> **Description of the task**
Count every line in the entries that follow where the word "Area" appears, then state only the total.

> **Exercise inputs**
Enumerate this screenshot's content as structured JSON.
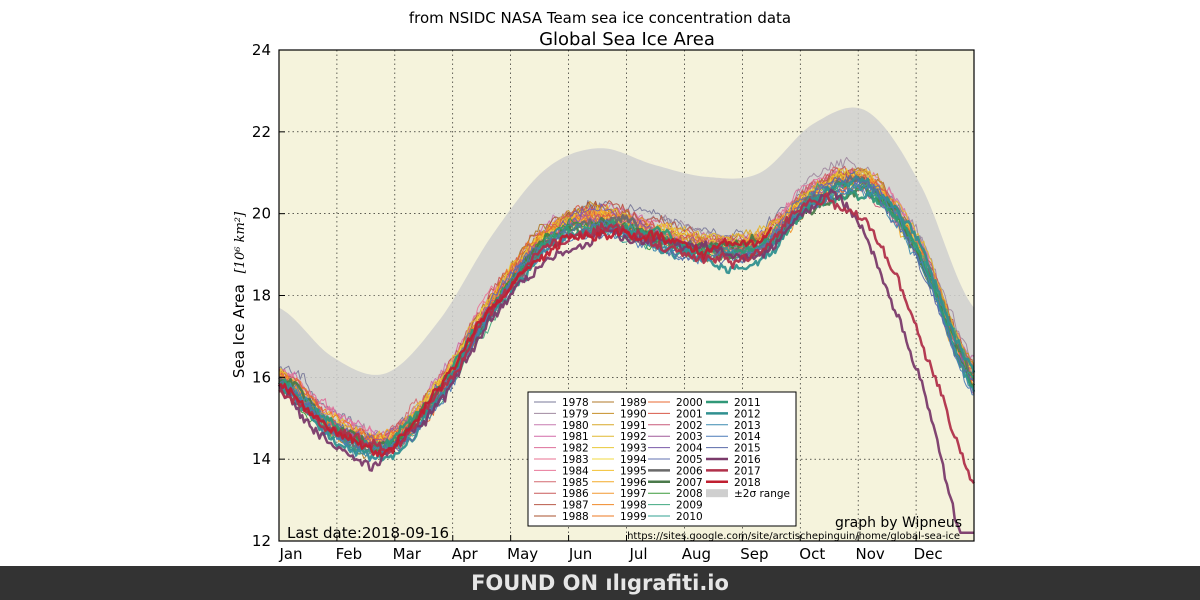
{
  "chart_data": {
    "type": "line",
    "subtitle": "from NSIDC NASA Team sea ice concentration data",
    "title": "Global Sea Ice Area",
    "ylabel": "Sea Ice Area",
    "ylabel_unit": "[10⁶ km²]",
    "ylim": [
      12,
      24
    ],
    "yticks": [
      12,
      14,
      16,
      18,
      20,
      22,
      24
    ],
    "months": [
      "Jan",
      "Feb",
      "Mar",
      "Apr",
      "May",
      "Jun",
      "Jul",
      "Aug",
      "Sep",
      "Oct",
      "Nov",
      "Dec"
    ],
    "grid": true,
    "legend_position": "lower-center",
    "band_label": "±2σ range",
    "band_color": "#cfcfcf",
    "plot_bg": "#f5f3dc",
    "last_date": "Last date:2018-09-16",
    "credit": "graph by Wipneus",
    "url": "https://sites.google.com/site/arctischepinguin/home/global-sea-ice",
    "mean_curve": [
      16.8,
      15.6,
      15.2,
      16.5,
      18.6,
      20.2,
      20.7,
      20.3,
      20.0,
      20.1,
      21.3,
      21.6,
      19.8,
      16.8
    ],
    "series": [
      {
        "name": "1978",
        "color": "#7a7a9a",
        "width": 1
      },
      {
        "name": "1979",
        "color": "#a08aa0",
        "width": 1
      },
      {
        "name": "1980",
        "color": "#c77bb0",
        "width": 1
      },
      {
        "name": "1981",
        "color": "#d26aa8",
        "width": 1
      },
      {
        "name": "1982",
        "color": "#dd6f9a",
        "width": 1
      },
      {
        "name": "1983",
        "color": "#e87092",
        "width": 1
      },
      {
        "name": "1984",
        "color": "#e8789a",
        "width": 1
      },
      {
        "name": "1985",
        "color": "#d46a70",
        "width": 1
      },
      {
        "name": "1986",
        "color": "#c95a5a",
        "width": 1
      },
      {
        "name": "1987",
        "color": "#b85a48",
        "width": 1
      },
      {
        "name": "1988",
        "color": "#a8502e",
        "width": 1
      },
      {
        "name": "1989",
        "color": "#b07a2a",
        "width": 1
      },
      {
        "name": "1990",
        "color": "#c68f28",
        "width": 1
      },
      {
        "name": "1991",
        "color": "#d8a828",
        "width": 1
      },
      {
        "name": "1992",
        "color": "#e0b830",
        "width": 1
      },
      {
        "name": "1993",
        "color": "#e8c838",
        "width": 1
      },
      {
        "name": "1994",
        "color": "#f0d840",
        "width": 1
      },
      {
        "name": "1995",
        "color": "#f2c030",
        "width": 1
      },
      {
        "name": "1996",
        "color": "#f4aa28",
        "width": 1
      },
      {
        "name": "1997",
        "color": "#f29830",
        "width": 1
      },
      {
        "name": "1998",
        "color": "#f08a28",
        "width": 1
      },
      {
        "name": "1999",
        "color": "#ee7a22",
        "width": 1
      },
      {
        "name": "2000",
        "color": "#e86a30",
        "width": 1
      },
      {
        "name": "2001",
        "color": "#d85a4a",
        "width": 1
      },
      {
        "name": "2002",
        "color": "#c85a7a",
        "width": 1
      },
      {
        "name": "2003",
        "color": "#a05a9a",
        "width": 1
      },
      {
        "name": "2004",
        "color": "#7a5aa8",
        "width": 1
      },
      {
        "name": "2005",
        "color": "#6070b0",
        "width": 1
      },
      {
        "name": "2006",
        "color": "#6a6a6a",
        "width": 2.5
      },
      {
        "name": "2007",
        "color": "#4a7a4a",
        "width": 2.5
      },
      {
        "name": "2008",
        "color": "#3a9a3a",
        "width": 1
      },
      {
        "name": "2009",
        "color": "#40a880",
        "width": 1
      },
      {
        "name": "2010",
        "color": "#30a090",
        "width": 1
      },
      {
        "name": "2011",
        "color": "#309878",
        "width": 2.5
      },
      {
        "name": "2012",
        "color": "#309090",
        "width": 2.5
      },
      {
        "name": "2013",
        "color": "#3a8ab0",
        "width": 1
      },
      {
        "name": "2014",
        "color": "#4a7ab8",
        "width": 1
      },
      {
        "name": "2015",
        "color": "#5a6aa8",
        "width": 1
      },
      {
        "name": "2016",
        "color": "#7a3a6a",
        "width": 2.5
      },
      {
        "name": "2017",
        "color": "#b0304a",
        "width": 2.5
      },
      {
        "name": "2018",
        "color": "#c01f30",
        "width": 2.5
      }
    ]
  },
  "footer": {
    "text": "FOUND ON ılıgrafiti.io"
  }
}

> **Response below**
2